- Your objective -
Would you return the complete listing below word for word?

** BEGIN Input data **

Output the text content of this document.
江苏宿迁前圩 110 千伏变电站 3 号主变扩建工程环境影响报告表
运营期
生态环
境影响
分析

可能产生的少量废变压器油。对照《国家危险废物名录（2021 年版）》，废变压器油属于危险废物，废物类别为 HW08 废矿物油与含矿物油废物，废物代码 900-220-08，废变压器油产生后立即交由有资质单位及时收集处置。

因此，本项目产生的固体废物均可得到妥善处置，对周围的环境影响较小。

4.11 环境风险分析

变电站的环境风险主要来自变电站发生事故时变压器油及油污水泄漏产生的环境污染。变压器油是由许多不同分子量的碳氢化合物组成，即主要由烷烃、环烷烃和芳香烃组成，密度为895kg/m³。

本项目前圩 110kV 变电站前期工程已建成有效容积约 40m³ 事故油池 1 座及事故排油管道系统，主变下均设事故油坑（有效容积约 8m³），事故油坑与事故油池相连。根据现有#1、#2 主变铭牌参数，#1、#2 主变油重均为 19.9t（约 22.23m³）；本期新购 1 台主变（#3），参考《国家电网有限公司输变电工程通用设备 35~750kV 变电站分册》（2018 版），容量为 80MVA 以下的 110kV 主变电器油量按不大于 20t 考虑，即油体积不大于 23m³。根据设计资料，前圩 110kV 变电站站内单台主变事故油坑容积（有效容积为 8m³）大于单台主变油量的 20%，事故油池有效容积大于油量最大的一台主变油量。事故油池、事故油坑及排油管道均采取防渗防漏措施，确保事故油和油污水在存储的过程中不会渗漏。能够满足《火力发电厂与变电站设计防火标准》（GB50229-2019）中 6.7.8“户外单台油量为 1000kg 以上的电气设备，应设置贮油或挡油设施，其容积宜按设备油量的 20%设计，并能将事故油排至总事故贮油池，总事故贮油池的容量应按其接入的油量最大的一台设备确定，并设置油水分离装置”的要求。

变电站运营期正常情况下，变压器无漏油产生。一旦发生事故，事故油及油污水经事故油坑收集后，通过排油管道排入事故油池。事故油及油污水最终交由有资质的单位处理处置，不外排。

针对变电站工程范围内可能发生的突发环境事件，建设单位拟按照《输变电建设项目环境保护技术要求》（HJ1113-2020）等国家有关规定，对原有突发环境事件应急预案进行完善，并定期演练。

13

** END Input data **

- Reply -
Output the text content of this document.
江苏宿迁前圩 110 千伏变电站 3 号主变扩建工程环境影响报告表
运营期
生态环
境影响
分析

可能产生的少量废变压器油。对照《国家危险废物名录（2021 年版）》，废变压器油属于危险废物，废物类别为 HW08 废矿物油与含矿物油废物，废物代码 900-220-08，废变压器油产生后立即交由有资质单位及时收集处置。

因此，本项目产生的固体废物均可得到妥善处置，对周围的环境影响较小。

4.11 环境风险分析

变电站的环境风险主要来自变电站发生事故时变压器油及油污水泄漏产生的环境污染。变压器油是由许多不同分子量的碳氢化合物组成，即主要由烷烃、环烷烃和芳香烃组成，密度为895kg/m³。

本项目前圩 110kV 变电站前期工程已建成有效容积约 40m³ 事故油池 1 座及事故排油管道系统，主变下均设事故油坑（有效容积约 8m³），事故油坑与事故油池相连。根据现有#1、#2 主变铭牌参数，#1、#2 主变油重均为 19.9t（约 22.23m³）；本期新购 1 台主变（#3），参考《国家电网有限公司输变电工程通用设备 35~750kV 变电站分册》（2018 版），容量为 80MVA 以下的 110kV 主变电器油量按不大于 20t 考虑，即油体积不大于 23m³。根据设计资料，前圩 110kV 变电站站内单台主变事故油坑容积（有效容积为 8m³）大于单台主变油量的 20%，事故油池有效容积大于油量最大的一台主变油量。事故油池、事故油坑及排油管道均采取防渗防漏措施，确保事故油和油污水在存储的过程中不会渗漏。能够满足《火力发电厂与变电站设计防火标准》（GB50229-2019）中 6.7.8“户外单台油量为 1000kg 以上的电气设备，应设置贮油或挡油设施，其容积宜按设备油量的 20%设计，并能将事故油排至总事故贮油池，总事故贮油池的容量应按其接入的油量最大的一台设备确定，并设置油水分离装置”的要求。

变电站运营期正常情况下，变压器无漏油产生。一旦发生事故，事故油及油污水经事故油坑收集后，通过排油管道排入事故油池。事故油及油污水最终交由有资质的单位处理处置，不外排。

针对变电站工程范围内可能发生的突发环境事件，建设单位拟按照《输变电建设项目环境保护技术要求》（HJ1113-2020）等国家有关规定，对原有突发环境事件应急预案进行完善，并定期演练。

13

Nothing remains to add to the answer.